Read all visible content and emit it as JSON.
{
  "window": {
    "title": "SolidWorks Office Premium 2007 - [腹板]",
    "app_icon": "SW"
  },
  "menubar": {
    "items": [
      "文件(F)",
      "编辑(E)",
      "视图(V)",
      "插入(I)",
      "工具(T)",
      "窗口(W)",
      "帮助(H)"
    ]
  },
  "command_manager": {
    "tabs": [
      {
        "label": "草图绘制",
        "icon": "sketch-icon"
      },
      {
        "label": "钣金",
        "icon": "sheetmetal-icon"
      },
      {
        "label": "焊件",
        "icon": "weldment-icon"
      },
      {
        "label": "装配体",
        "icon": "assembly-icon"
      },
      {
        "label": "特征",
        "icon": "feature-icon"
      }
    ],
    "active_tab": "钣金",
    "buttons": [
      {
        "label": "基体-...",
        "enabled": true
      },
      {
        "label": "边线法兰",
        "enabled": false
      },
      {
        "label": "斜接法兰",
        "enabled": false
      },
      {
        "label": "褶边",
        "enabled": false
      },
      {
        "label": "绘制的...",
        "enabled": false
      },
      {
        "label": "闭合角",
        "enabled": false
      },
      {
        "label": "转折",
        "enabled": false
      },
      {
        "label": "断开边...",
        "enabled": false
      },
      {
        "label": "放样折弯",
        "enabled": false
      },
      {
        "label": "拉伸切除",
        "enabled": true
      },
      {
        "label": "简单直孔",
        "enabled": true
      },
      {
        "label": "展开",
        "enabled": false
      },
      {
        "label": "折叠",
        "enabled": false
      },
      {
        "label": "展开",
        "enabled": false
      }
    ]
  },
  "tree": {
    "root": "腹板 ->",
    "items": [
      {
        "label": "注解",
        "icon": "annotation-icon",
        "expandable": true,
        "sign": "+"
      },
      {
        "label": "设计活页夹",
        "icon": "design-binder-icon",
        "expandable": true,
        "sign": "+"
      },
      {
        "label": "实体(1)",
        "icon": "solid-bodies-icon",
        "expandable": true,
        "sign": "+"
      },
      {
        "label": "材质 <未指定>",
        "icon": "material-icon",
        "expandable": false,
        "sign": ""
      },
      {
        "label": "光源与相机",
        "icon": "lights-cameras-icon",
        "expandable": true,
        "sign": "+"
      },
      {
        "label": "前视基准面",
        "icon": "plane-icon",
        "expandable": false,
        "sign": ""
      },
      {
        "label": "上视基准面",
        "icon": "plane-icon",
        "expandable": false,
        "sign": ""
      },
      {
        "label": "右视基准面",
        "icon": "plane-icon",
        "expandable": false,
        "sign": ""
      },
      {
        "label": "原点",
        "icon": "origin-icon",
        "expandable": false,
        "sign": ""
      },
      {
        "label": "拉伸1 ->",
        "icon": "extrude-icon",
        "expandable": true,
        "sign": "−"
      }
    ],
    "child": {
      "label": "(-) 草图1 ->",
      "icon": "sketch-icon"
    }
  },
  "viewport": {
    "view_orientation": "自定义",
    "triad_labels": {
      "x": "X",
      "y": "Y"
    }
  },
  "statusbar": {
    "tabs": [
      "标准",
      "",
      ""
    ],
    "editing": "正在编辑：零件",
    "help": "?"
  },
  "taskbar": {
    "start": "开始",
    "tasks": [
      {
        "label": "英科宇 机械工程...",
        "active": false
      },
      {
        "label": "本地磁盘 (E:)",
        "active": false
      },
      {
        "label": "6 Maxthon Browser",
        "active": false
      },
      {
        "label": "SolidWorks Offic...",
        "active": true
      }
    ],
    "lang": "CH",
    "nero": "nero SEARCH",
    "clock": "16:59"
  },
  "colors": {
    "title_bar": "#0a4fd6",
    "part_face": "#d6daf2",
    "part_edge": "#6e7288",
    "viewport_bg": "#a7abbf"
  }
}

» **Stated exercise**
Copy every record exactly as presented.

» **Answer below**
Read all visible content and emit it as JSON.
{
  "window": {
    "title": "SolidWorks Office Premium 2007 - [腹板]",
    "app_icon": "SW"
  },
  "menubar": {
    "items": [
      "文件(F)",
      "编辑(E)",
      "视图(V)",
      "插入(I)",
      "工具(T)",
      "窗口(W)",
      "帮助(H)"
    ]
  },
  "command_manager": {
    "tabs": [
      {
        "label": "草图绘制",
        "icon": "sketch-icon"
      },
      {
        "label": "钣金",
        "icon": "sheetmetal-icon"
      },
      {
        "label": "焊件",
        "icon": "weldment-icon"
      },
      {
        "label": "装配体",
        "icon": "assembly-icon"
      },
      {
        "label": "特征",
        "icon": "feature-icon"
      }
    ],
    "active_tab": "钣金",
    "buttons": [
      {
        "label": "基体-...",
        "enabled": true
      },
      {
        "label": "边线法兰",
        "enabled": false
      },
      {
        "label": "斜接法兰",
        "enabled": false
      },
      {
        "label": "褶边",
        "enabled": false
      },
      {
        "label": "绘制的...",
        "enabled": false
      },
      {
        "label": "闭合角",
        "enabled": false
      },
      {
        "label": "转折",
        "enabled": false
      },
      {
        "label": "断开边...",
        "enabled": false
      },
      {
        "label": "放样折弯",
        "enabled": false
      },
      {
        "label": "拉伸切除",
        "enabled": true
      },
      {
        "label": "简单直孔",
        "enabled": true
      },
      {
        "label": "展开",
        "enabled": false
      },
      {
        "label": "折叠",
        "enabled": false
      },
      {
        "label": "展开",
        "enabled": false
      }
    ]
  },
  "tree": {
    "root": "腹板 ->",
    "items": [
      {
        "label": "注解",
        "icon": "annotation-icon",
        "expandable": true,
        "sign": "+"
      },
      {
        "label": "设计活页夹",
        "icon": "design-binder-icon",
        "expandable": true,
        "sign": "+"
      },
      {
        "label": "实体(1)",
        "icon": "solid-bodies-icon",
        "expandable": true,
        "sign": "+"
      },
      {
        "label": "材质 <未指定>",
        "icon": "material-icon",
        "expandable": false,
        "sign": ""
      },
      {
        "label": "光源与相机",
        "icon": "lights-cameras-icon",
        "expandable": true,
        "sign": "+"
      },
      {
        "label": "前视基准面",
        "icon": "plane-icon",
        "expandable": false,
        "sign": ""
      },
      {
        "label": "上视基准面",
        "icon": "plane-icon",
        "expandable": false,
        "sign": ""
      },
      {
        "label": "右视基准面",
        "icon": "plane-icon",
        "expandable": false,
        "sign": ""
      },
      {
        "label": "原点",
        "icon": "origin-icon",
        "expandable": false,
        "sign": ""
      },
      {
        "label": "拉伸1 ->",
        "icon": "extrude-icon",
        "expandable": true,
        "sign": "−"
      }
    ],
    "child": {
      "label": "(-) 草图1 ->",
      "icon": "sketch-icon"
    }
  },
  "viewport": {
    "view_orientation": "自定义",
    "triad_labels": {
      "x": "X",
      "y": "Y"
    }
  },
  "statusbar": {
    "tabs": [
      "标准",
      "",
      ""
    ],
    "editing": "正在编辑：零件",
    "help": "?"
  },
  "taskbar": {
    "start": "开始",
    "tasks": [
      {
        "label": "英科宇 机械工程...",
        "active": false
      },
      {
        "label": "本地磁盘 (E:)",
        "active": false
      },
      {
        "label": "6 Maxthon Browser",
        "active": false
      },
      {
        "label": "SolidWorks Offic...",
        "active": true
      }
    ],
    "lang": "CH",
    "nero": "nero SEARCH",
    "clock": "16:59"
  },
  "colors": {
    "title_bar": "#0a4fd6",
    "part_face": "#d6daf2",
    "part_edge": "#6e7288",
    "viewport_bg": "#a7abbf"
  }
}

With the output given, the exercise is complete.